Among the entries below, which lines include the string "from"? Show each one.

Dataset entries:

○ ○ ○ ○ ○ ○ ○

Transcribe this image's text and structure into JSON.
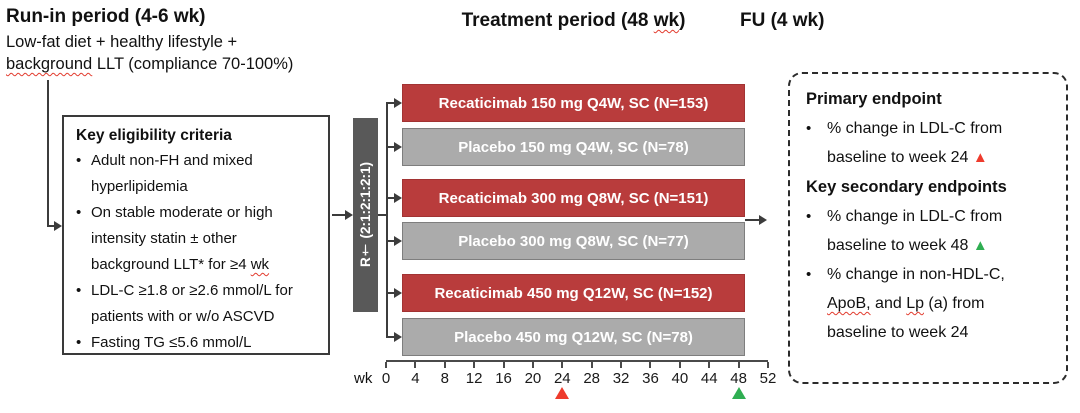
{
  "colors": {
    "active_bar": "#b93c3c",
    "placebo_bar": "#ababab",
    "randomization_bar": "#595959",
    "marker_red": "#ee3b2d",
    "marker_green": "#2fae52"
  },
  "icons": {
    "marker_triangle": "▲",
    "bullet": "•"
  },
  "header": {
    "runin_title": "Run-in period (4-6 wk)",
    "runin_line1": "Low-fat diet + healthy lifestyle +",
    "runin_line2_wavy": "background",
    "runin_line2_rest": " LLT (compliance 70-100%)",
    "treatment_title_pre": "Treatment period (48 ",
    "treatment_title_wavy": "wk",
    "treatment_title_post": ")",
    "fu_title": "FU (4 wk)"
  },
  "eligibility": {
    "title": "Key eligibility criteria",
    "items": [
      {
        "text": "Adult non-FH and mixed hyperlipidemia"
      },
      {
        "pre": "On stable moderate or high intensity statin ± other background LLT* for ≥4 ",
        "wavy": "wk"
      },
      {
        "text": "LDL-C ≥1.8 or ≥2.6 mmol/L for patients with or w/o ASCVD"
      },
      {
        "text": "Fasting TG ≤5.6 mmol/L"
      }
    ]
  },
  "randomization": {
    "label": "R† (2:1:2:1:2:1)"
  },
  "arms": [
    {
      "label": "Recaticimab 150 mg Q4W, SC (N=153)",
      "type": "active"
    },
    {
      "label": "Placebo 150 mg Q4W, SC (N=78)",
      "type": "placebo"
    },
    {
      "label": "Recaticimab 300 mg Q8W, SC (N=151)",
      "type": "active"
    },
    {
      "label": "Placebo 300 mg Q8W, SC (N=77)",
      "type": "placebo"
    },
    {
      "label": "Recaticimab 450 mg Q12W, SC (N=152)",
      "type": "active"
    },
    {
      "label": "Placebo 450 mg Q12W, SC (N=78)",
      "type": "placebo"
    }
  ],
  "axis": {
    "unit": "wk",
    "ticks": [
      "0",
      "4",
      "8",
      "12",
      "16",
      "20",
      "24",
      "28",
      "32",
      "36",
      "40",
      "44",
      "48",
      "52"
    ],
    "red_marker_week": "24",
    "green_marker_week": "48"
  },
  "endpoints": {
    "primary_title": "Primary endpoint",
    "primary_item": "% change in LDL-C from baseline to week 24 ",
    "secondary_title": "Key secondary endpoints",
    "secondary_item1": "% change in LDL-C from baseline to week 48 ",
    "secondary_item2_pre": "% change in non-HDL-C, ",
    "secondary_item2_wavy1": "ApoB,",
    "secondary_item2_mid": " and ",
    "secondary_item2_wavy2": "Lp",
    "secondary_item2_post": " (a) from baseline to week 24"
  }
}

○ ○ ○ ○ ○ ○ ○

Task answer:
    "primary_item": "% change in LDL-C from baseline to week 24 ",
    "secondary_item1": "% change in LDL-C from baseline to week 48 ",
    "secondary_item2_post": " (a) from baseline to week 24"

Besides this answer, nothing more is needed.